> _TASK INSTRUCTIONS_: Here are some records; copy every line that holds the word "pacífico".

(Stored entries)
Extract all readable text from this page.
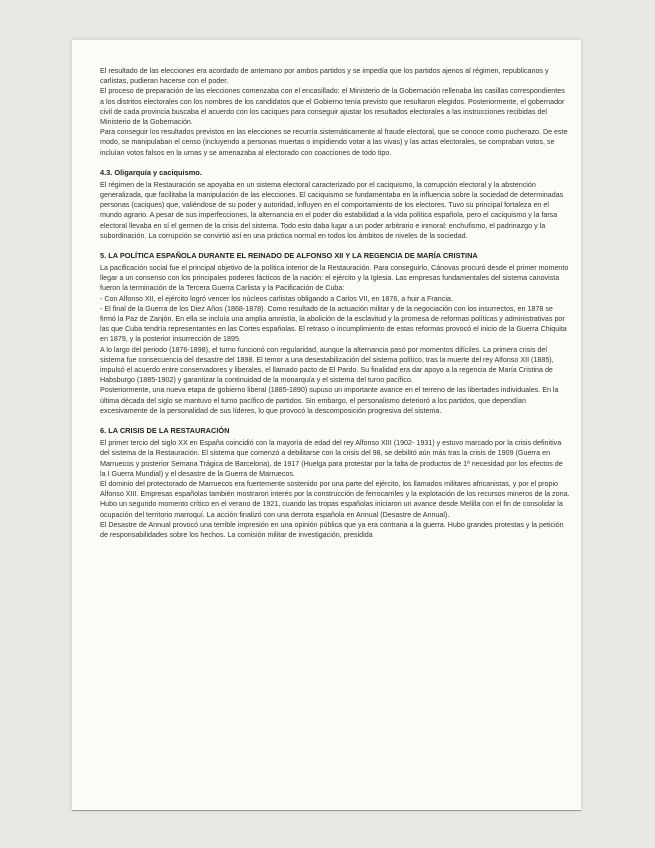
El resultado de las elecciones era acordado de antemano por ambos partidos y se impedía que los partidos ajenos al régimen, republicanos y carlistas, pudieran hacerse con el poder.

El proceso de preparación de las elecciones comenzaba con el encasillado: el Ministerio de la Gobernación rellenaba las casillas correspondientes a los distritos electorales con los nombres de los candidatos que el Gobierno tenía previsto que resultaron elegidos. Posteriormente, el gobernador civil de cada provincia buscaba el acuerdo con los caciques para conseguir ajustar los resultados electorales a las instrucciones recibidas del Ministerio de la Gobernación.

Para conseguir los resultados previstos en las elecciones se recurría sistemáticamente al fraude electoral, que se conoce como pucherazo. De este modo, se manipulaban el censo (incluyendo a personas muertas o impidiendo votar a las vivas) y las actas electorales, se compraban votos, se incluían votos falsos en la urnas y se amenazaba al electorado con coacciones de todo tipo.

4.3. Oligarquía y caciquismo.

El régimen de la Restauración se apoyaba en un sistema electoral caracterizado por el caciquismo, la corrupción electoral y la abstención generalizada, que facilitaba la manipulación de las elecciones. El caciquismo se fundamentaba en la influencia sobre la sociedad de determinadas personas (caciques) que, valiéndose de su poder y autoridad, influyen en el comportamiento de los electores. Tuvo su principal fortaleza en el mundo agrario. A pesar de sus imperfecciones, la alternancia en el poder dio estabilidad a la vida política española, pero el caciquismo y la farsa electoral llevaba en sí el germen de la crisis del sistema. Todo esto daba lugar a un poder arbitrario e inmoral: enchufismo, el padrinazgo y la subordinación. La corrupción se convirtió así en una práctica normal en todos los ámbitos de niveles de la sociedad.

5. LA POLÍTICA ESPAÑOLA DURANTE EL REINADO DE ALFONSO XII Y LA REGENCIA DE MARÍA CRISTINA

La pacificación social fue el principal objetivo de la política interior de la Restauración. Para conseguirlo, Cánovas procuró desde el primer momento llegar a un consenso con los principales poderes fácticos de la nación: el ejército y la Iglesia. Las empresas fundamentales del sistema canovista fueron la terminación de la Tercera Guerra Carlista y la Pacificación de Cuba:

- Con Alfonso XII, el ejército logró vencer los núcleos carlistas obligando a Carlos VII, en 1876, a huir a Francia.

- El final de la Guerra de los Diez Años (1868-1878). Como resultado de la actuación militar y de la negociación con los insurrectos, en 1878 se firmó la Paz de Zanjón. En ella se incluía una amplia amnistía, la abolición de la esclavitud y la promesa de reformas políticas y administrativas por las que Cuba tendría representantes en las Cortes españolas. El retraso o incumplimiento de estas reformas provocó el inicio de la Guerra Chiquita en 1879, y la posterior insurrección de 1895.

A lo largo del periodo (1876-1898), el turno funcionó con regularidad, aunque la alternancia pasó por momentos difíciles. La primera crisis del sistema fue consecuencia del desastre del 1898. El temor a una desestabilización del sistema político, tras la muerte del rey Alfonso XII (1885), impulsó el acuerdo entre conservadores y liberales, el llamado pacto de El Pardo. Su finalidad era dar apoyo a la regencia de María Cristina de Habsburgo (1885-1902) y garantizar la continuidad de la monarquía y el sistema del turno pacífico.

Posteriormente, una nueva etapa de gobierno liberal (1885-1890) supuso un importante avance en el terreno de las libertades individuales. En la última década del siglo se mantuvo el turno pacífico de partidos. Sin embargo, el personalismo deterioró a los partidos, que dependían excesivamente de la personalidad de sus líderes, lo que provocó la descomposición progresiva del sistema.

6. LA CRISIS DE LA RESTAURACIÓN

El primer tercio del siglo XX en España coincidió con la mayoría de edad del rey Alfonso XIII (1902- 1931) y estuvo marcado por la crisis definitiva del sistema de la Restauración. El sistema que comenzó a debilitarse con la crisis del 98, se debilitó aún más tras la crisis de 1909 (Guerra en Marruecos y posterior Semana Trágica de Barcelona), de 1917 (Huelga para protestar por la falta de productos de 1ª necesidad por los efectos de la I Guerra Mundial) y el desastre de la Guerra de Marruecos.

El dominio del protectorado de Marruecos era fuertemente sostenido por una parte del ejército, los llamados militares africanistas, y por el propio Alfonso XIII. Empresas españolas también mostraron interés por la construcción de ferrocarriles y la explotación de los recursos mineros de la zona.

Hubo un segundo momento crítico en el verano de 1921, cuando las tropas españolas iniciaron un avance desde Melilla con el fin de consolidar la ocupación del territorio marroquí. La acción finalizó con una derrota española en Annual (Desastre de Annual).

El Desastre de Annual provocó una terrible impresión en una opinión pública que ya era contraria a la guerra. Hubo grandes protestas y la petición de responsabilidades sobre los hechos. La comisión militar de investigación, presidida
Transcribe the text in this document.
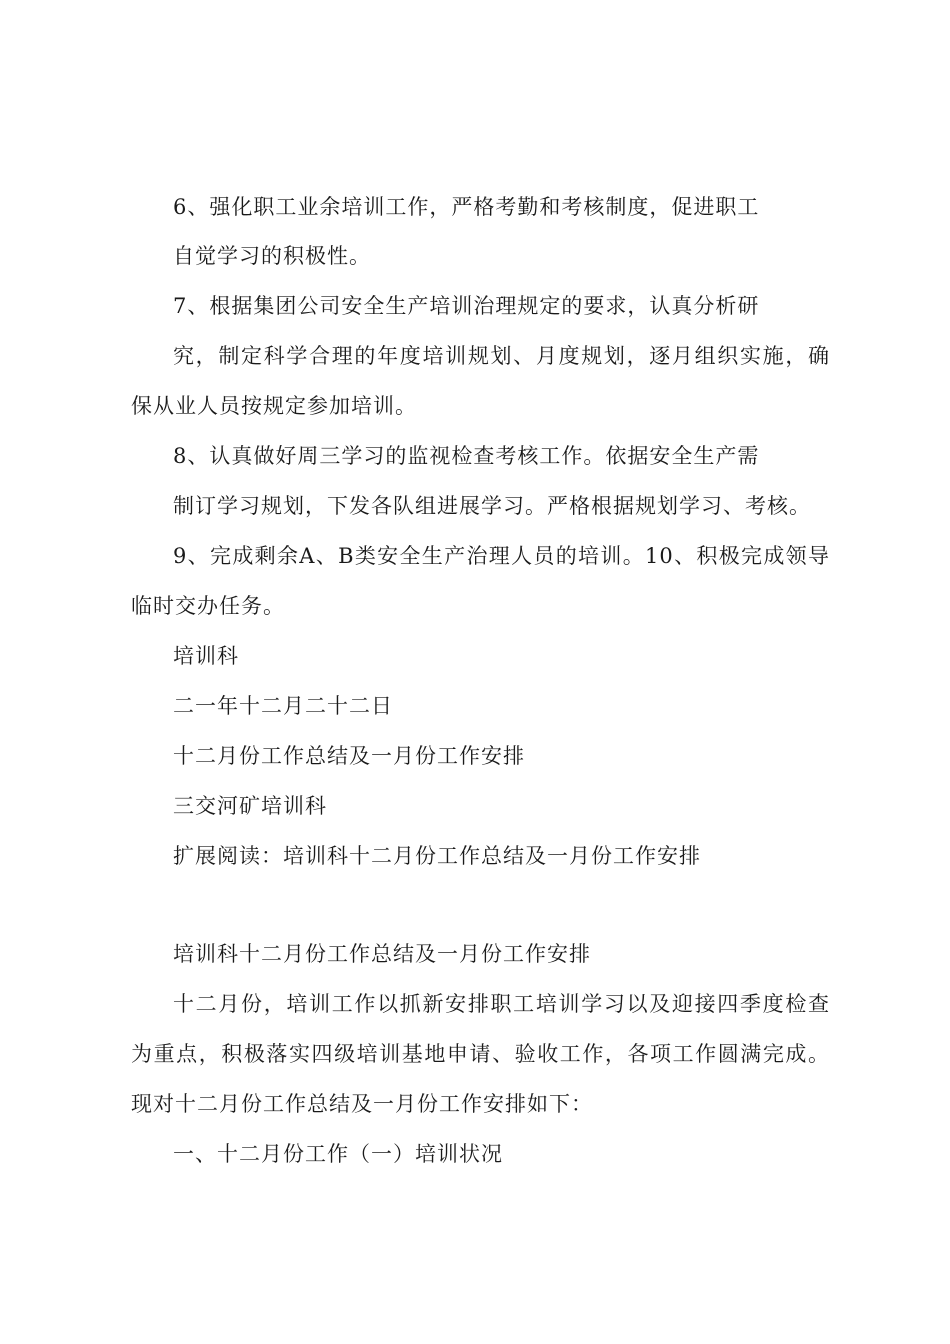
6、强化职工业余培训工作，严格考勤和考核制度，促进职工

自觉学习的积极性。

7、根据集团公司安全生产培训治理规定的要求，认真分析研

究，制定科学合理的年度培训规划、月度规划，逐月组织实施，确

保从业人员按规定参加培训。

8、认真做好周三学习的监视检查考核工作。依据安全生产需

制订学习规划，下发各队组进展学习。严格根据规划学习、考核。

9、完成剩余A、B类安全生产治理人员的培训。10、积极完成领导

临时交办任务。

培训科

二一年十二月二十二日

十二月份工作总结及一月份工作安排

三交河矿培训科

扩展阅读：培训科十二月份工作总结及一月份工作安排

培训科十二月份工作总结及一月份工作安排

十二月份，培训工作以抓新安排职工培训学习以及迎接四季度检查

为重点，积极落实四级培训基地申请、验收工作，各项工作圆满完成。

现对十二月份工作总结及一月份工作安排如下：

一、十二月份工作（一）培训状况
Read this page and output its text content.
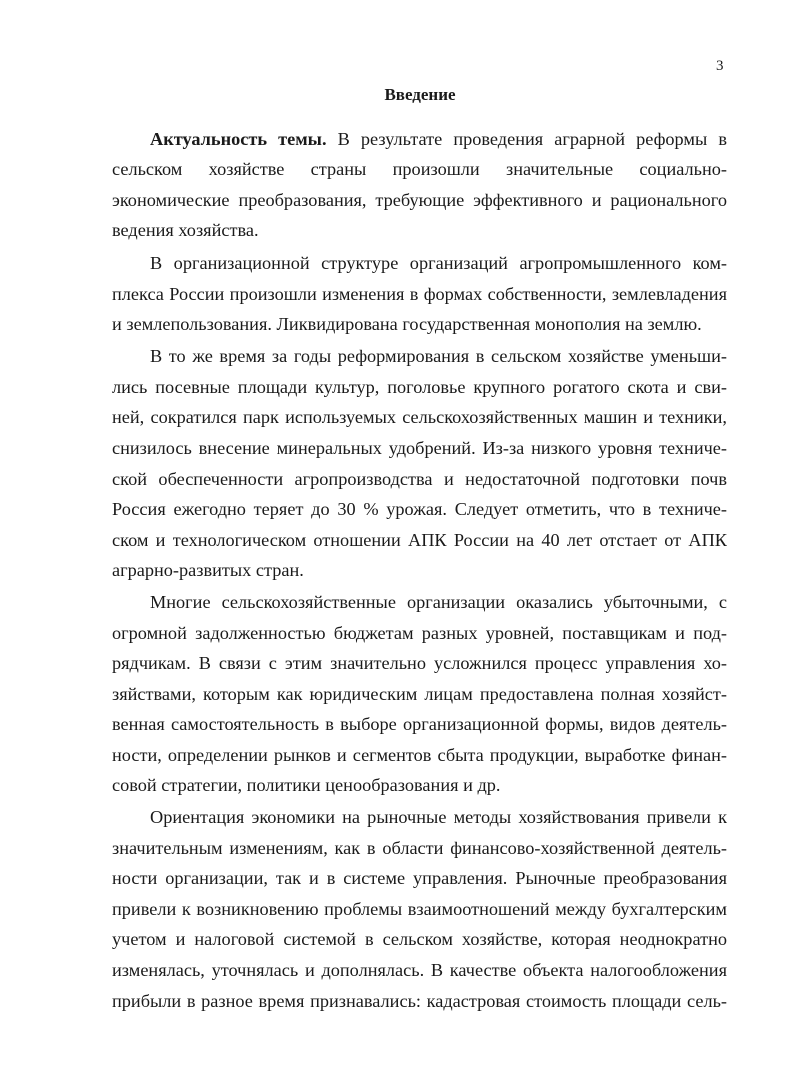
3
Введение
Актуальность темы. В результате проведения аграрной реформы в
сельском хозяйстве страны произошли значительные социально-
экономические преобразования, требующие эффективного и рационального
ведения хозяйства.
В организационной структуре организаций агропромышленного ком-
плекса России произошли изменения в формах собственности, землевладения
и землепользования. Ликвидирована государственная монополия на землю.
В то же время за годы реформирования в сельском хозяйстве уменьши-
лись посевные площади культур, поголовье крупного рогатого скота и сви-
ней, сократился парк используемых сельскохозяйственных машин и техники,
снизилось внесение минеральных удобрений. Из-за низкого уровня техниче-
ской обеспеченности агропроизводства и недостаточной подготовки почв
Россия ежегодно теряет до 30 % урожая. Следует отметить, что в техниче-
ском и технологическом отношении АПК России на 40 лет отстает от АПК
аграрно-развитых стран.
Многие сельскохозяйственные организации оказались убыточными, с
огромной задолженностью бюджетам разных уровней, поставщикам и под-
рядчикам. В связи с этим значительно усложнился процесс управления хо-
зяйствами, которым как юридическим лицам предоставлена полная хозяйст-
венная самостоятельность в выборе организационной формы, видов деятель-
ности, определении рынков и сегментов сбыта продукции, выработке финан-
совой стратегии, политики ценообразования и др.
Ориентация экономики на рыночные методы хозяйствования привели к
значительным изменениям, как в области финансово-хозяйственной деятель-
ности организации, так и в системе управления. Рыночные преобразования
привели к возникновению проблемы взаимоотношений между бухгалтерским
учетом и налоговой системой в сельском хозяйстве, которая неоднократно
изменялась, уточнялась и дополнялась. В качестве объекта налогообложения
прибыли в разное время признавались: кадастровая стоимость площади сель-
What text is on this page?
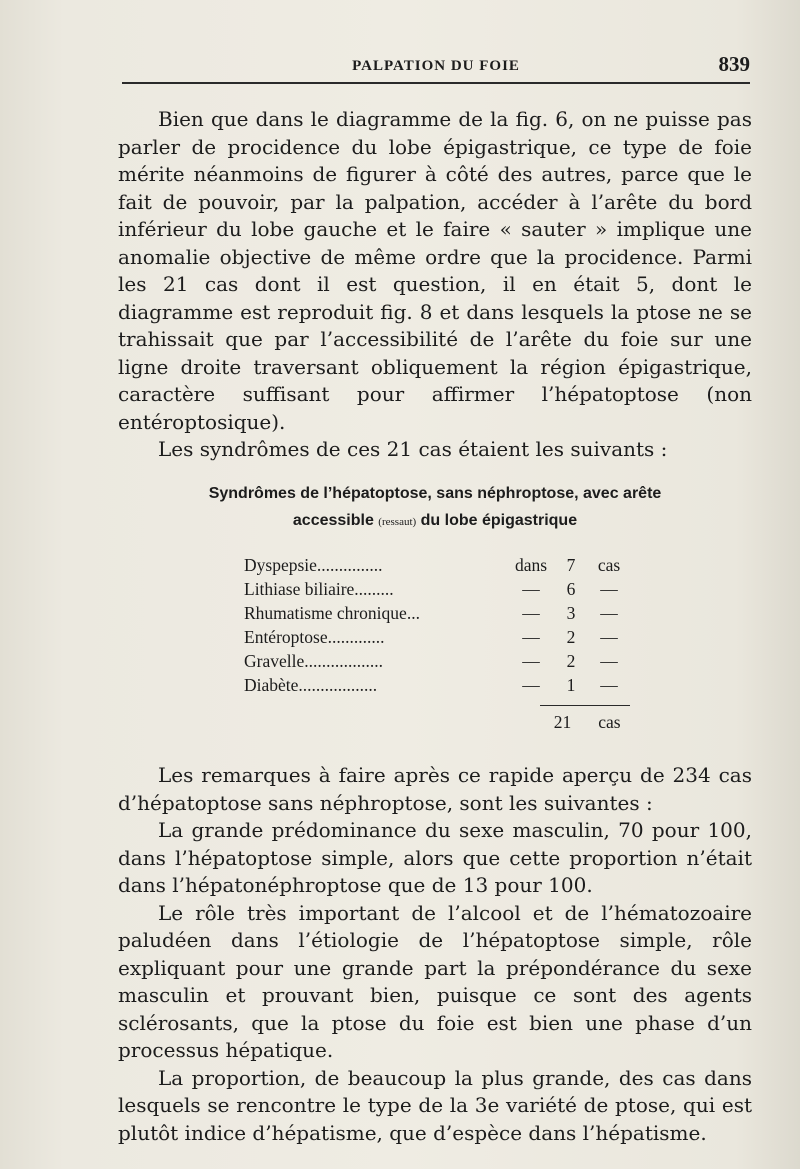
PALPATION DU FOIE	839

Bien que dans le diagramme de la fig. 6, on ne puisse pas parler de procidence du lobe épigastrique, ce type de foie mérite néanmoins de figurer à côté des autres, parce que le fait de pouvoir, par la palpation, accéder à l’arête du bord inférieur du lobe gauche et le faire « sauter » implique une anomalie objective de même ordre que la procidence. Parmi les 21 cas dont il est question, il en était 5, dont le diagramme est reproduit fig. 8 et dans lesquels la ptose ne se trahissait que par l’accessibilité de l’arête du foie sur une ligne droite traversant obliquement la région épigastrique, caractère suffisant pour affirmer l’hépatoptose (non entéroptosique).

Les syndrômes de ces 21 cas étaient les suivants :

Syndrômes de l’hépatoptose, sans néphroptose, avec arête
accessible (ressaut) du lobe épigastrique
Dyspepsie...............	dans	7	cas
Lithiase biliaire.........	—	6	—
Rhumatisme chronique...	—	3	—
Entéroptose.............	—	2	—
Gravelle..................	—	2	—
Diabète..................	—	1	—
21 cas

Les remarques à faire après ce rapide aperçu de 234 cas d’hépatoptose sans néphroptose, sont les suivantes :

La grande prédominance du sexe masculin, 70 pour 100, dans l’hépatoptose simple, alors que cette proportion n’était dans l’hépatonéphroptose que de 13 pour 100.

Le rôle très important de l’alcool et de l’hématozoaire paludéen dans l’étiologie de l’hépatoptose simple, rôle expliquant pour une grande part la prépondérance du sexe masculin et prouvant bien, puisque ce sont des agents sclérosants, que la ptose du foie est bien une phase d’un processus hépatique.

La proportion, de beaucoup la plus grande, des cas dans lesquels se rencontre le type de la 3e variété de ptose, qui est plutôt indice d’hépatisme, que d’espèce dans l’hépatisme.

> _ANSWER BELOW_:
A lo largo del periodo (1876-1898), el turno funcionó con regularidad, aunque la alternancia pasó por momentos difíciles. La primera crisis del sistema fue consecuencia del desastre del 1898. El temor a una desestabilización del sistema político, tras la muerte del rey Alfonso XII (1885), impulsó el acuerdo entre conservadores y liberales, el llamado pacto de El Pardo. Su finalidad era dar apoyo a la regencia de María Cristina de Habsburgo (1885-1902) y garantizar la continuidad de la monarquía y el sistema del turno pacífico.
Posteriormente, una nueva etapa de gobierno liberal (1885-1890) supuso un importante avance en el terreno de las libertades individuales. En la última década del siglo se mantuvo el turno pacífico de partidos. Sin embargo, el personalismo deterioró a los partidos, que dependían excesivamente de la personalidad de sus líderes, lo que provocó la descomposición progresiva del sistema.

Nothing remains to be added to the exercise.